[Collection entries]
• • • • •
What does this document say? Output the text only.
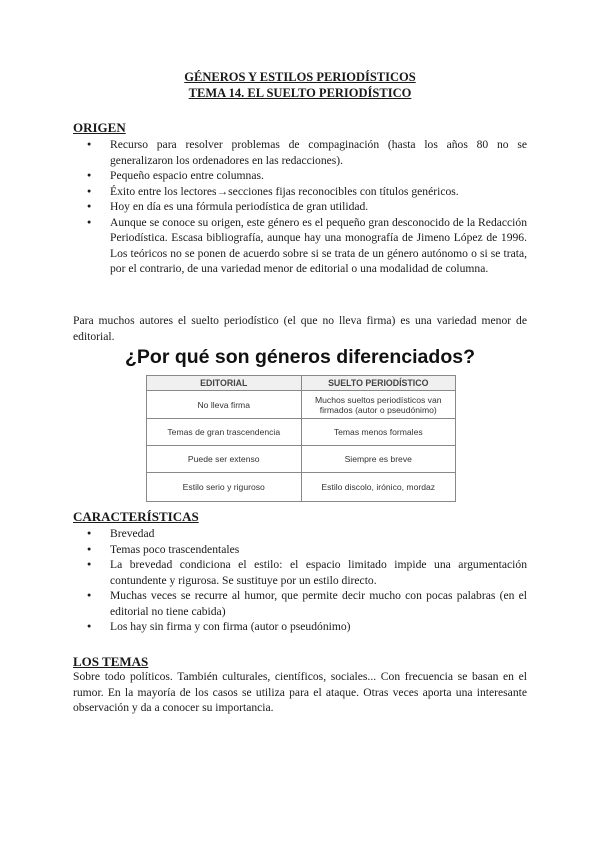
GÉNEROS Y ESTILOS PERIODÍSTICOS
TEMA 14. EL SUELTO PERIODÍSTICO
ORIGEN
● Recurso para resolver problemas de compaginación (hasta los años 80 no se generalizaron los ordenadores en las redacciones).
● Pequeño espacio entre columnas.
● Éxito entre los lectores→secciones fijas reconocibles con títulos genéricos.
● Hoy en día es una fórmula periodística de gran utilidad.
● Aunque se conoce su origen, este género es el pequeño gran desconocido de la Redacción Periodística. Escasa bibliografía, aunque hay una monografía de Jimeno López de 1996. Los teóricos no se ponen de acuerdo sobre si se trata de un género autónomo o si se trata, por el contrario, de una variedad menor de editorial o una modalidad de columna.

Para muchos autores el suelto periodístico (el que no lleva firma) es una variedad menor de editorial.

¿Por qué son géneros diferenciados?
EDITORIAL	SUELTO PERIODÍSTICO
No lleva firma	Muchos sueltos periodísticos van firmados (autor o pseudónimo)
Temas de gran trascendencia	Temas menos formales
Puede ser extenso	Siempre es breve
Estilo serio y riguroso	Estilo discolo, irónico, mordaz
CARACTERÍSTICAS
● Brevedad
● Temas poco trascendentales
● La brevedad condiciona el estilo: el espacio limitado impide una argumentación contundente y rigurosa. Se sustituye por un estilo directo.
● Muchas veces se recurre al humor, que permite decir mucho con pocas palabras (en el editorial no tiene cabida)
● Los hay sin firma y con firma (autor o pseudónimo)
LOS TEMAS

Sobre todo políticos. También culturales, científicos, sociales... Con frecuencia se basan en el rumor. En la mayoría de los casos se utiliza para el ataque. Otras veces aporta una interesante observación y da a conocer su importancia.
• • • • •
### TO BE DONE
From the records above, pull out each line that has "entre".

### COMPLETE RESPONSE
● Pequeño espacio entre columnas.
● Éxito entre los lectores→secciones fijas reconocibles con títulos genéricos.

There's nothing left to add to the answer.